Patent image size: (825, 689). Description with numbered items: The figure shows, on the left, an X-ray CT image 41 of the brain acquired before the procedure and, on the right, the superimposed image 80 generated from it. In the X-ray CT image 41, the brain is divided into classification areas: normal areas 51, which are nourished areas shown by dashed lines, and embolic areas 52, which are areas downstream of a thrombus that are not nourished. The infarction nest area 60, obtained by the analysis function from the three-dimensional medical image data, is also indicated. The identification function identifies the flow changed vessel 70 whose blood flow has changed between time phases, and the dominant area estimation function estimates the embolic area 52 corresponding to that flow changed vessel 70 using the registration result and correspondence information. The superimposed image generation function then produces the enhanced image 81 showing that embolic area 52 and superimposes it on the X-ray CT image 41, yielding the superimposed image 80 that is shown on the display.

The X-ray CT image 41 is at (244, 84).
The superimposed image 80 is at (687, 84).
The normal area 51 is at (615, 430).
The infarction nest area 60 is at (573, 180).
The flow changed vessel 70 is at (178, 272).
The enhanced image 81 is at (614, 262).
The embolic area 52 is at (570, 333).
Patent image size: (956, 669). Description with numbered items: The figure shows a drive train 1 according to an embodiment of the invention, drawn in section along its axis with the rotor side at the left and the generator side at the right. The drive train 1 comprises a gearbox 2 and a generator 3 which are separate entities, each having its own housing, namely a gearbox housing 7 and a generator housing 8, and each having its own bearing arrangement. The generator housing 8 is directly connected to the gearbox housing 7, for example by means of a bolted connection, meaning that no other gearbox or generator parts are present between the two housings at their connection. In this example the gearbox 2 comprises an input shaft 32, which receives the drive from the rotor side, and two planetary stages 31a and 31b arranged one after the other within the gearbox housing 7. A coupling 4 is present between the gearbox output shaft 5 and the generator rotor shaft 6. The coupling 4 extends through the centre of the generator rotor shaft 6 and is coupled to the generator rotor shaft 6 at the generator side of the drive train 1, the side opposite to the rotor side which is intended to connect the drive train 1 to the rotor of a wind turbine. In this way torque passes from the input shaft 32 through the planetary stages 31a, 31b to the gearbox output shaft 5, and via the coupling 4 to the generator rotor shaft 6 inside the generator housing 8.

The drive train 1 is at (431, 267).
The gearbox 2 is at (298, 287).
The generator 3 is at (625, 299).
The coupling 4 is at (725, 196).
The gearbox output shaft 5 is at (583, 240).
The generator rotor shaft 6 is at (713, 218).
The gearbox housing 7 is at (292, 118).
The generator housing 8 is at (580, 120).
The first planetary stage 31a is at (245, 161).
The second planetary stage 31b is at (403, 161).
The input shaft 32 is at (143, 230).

++++++++++++++++++++

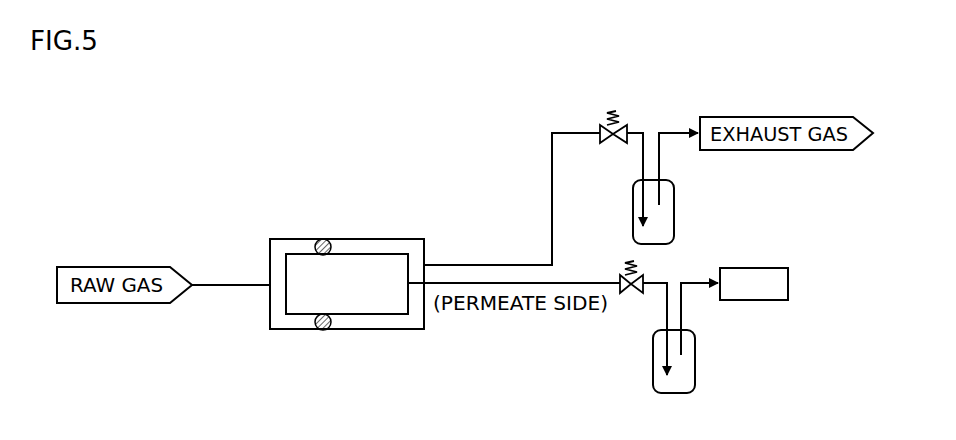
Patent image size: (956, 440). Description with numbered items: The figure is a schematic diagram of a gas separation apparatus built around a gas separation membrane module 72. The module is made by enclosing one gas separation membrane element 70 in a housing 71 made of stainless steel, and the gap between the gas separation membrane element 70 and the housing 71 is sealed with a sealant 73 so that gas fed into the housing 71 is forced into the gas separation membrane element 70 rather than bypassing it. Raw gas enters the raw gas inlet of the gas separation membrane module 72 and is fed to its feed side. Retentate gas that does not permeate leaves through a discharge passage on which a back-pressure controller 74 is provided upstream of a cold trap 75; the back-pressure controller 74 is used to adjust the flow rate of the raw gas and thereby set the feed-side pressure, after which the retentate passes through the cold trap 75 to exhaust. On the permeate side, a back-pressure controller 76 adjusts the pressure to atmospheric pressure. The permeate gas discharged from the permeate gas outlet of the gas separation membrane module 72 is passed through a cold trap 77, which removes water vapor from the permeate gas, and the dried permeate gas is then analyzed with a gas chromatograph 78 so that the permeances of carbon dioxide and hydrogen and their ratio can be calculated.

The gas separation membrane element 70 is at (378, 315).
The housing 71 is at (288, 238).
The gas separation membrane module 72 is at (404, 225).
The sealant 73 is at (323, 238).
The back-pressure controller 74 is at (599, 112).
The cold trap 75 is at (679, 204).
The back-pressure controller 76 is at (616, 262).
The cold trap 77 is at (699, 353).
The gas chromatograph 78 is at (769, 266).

++++++++++++++++++++

◆ Exercise requirements
Reproduce the lines verbatim, starting at the one containing "Patent image size: (956, 440)." and ending at the one containing "The gas chromatograph 78 is at (769, 266).", both included.

◆ Answer to the exercise
Patent image size: (956, 440). Description with numbered items: The figure is a schematic diagram of a gas separation apparatus built around a gas separation membrane module 72. The module is made by enclosing one gas separation membrane element 70 in a housing 71 made of stainless steel, and the gap between the gas separation membrane element 70 and the housing 71 is sealed with a sealant 73 so that gas fed into the housing 71 is forced into the gas separation membrane element 70 rather than bypassing it. Raw gas enters the raw gas inlet of the gas separation membrane module 72 and is fed to its feed side. Retentate gas that does not permeate leaves through a discharge passage on which a back-pressure controller 74 is provided upstream of a cold trap 75; the back-pressure controller 74 is used to adjust the flow rate of the raw gas and thereby set the feed-side pressure, after which the retentate passes through the cold trap 75 to exhaust. On the permeate side, a back-pressure controller 76 adjusts the pressure to atmospheric pressure. The permeate gas discharged from the permeate gas outlet of the gas separation membrane module 72 is passed through a cold trap 77, which removes water vapor from the permeate gas, and the dried permeate gas is then analyzed with a gas chromatograph 78 so that the permeances of carbon dioxide and hydrogen and their ratio can be calculated.

The gas separation membrane element 70 is at (378, 315).
The housing 71 is at (288, 238).
The gas separation membrane module 72 is at (404, 225).
The sealant 73 is at (323, 238).
The back-pressure controller 74 is at (599, 112).
The cold trap 75 is at (679, 204).
The back-pressure controller 76 is at (616, 262).
The cold trap 77 is at (699, 353).
The gas chromatograph 78 is at (769, 266).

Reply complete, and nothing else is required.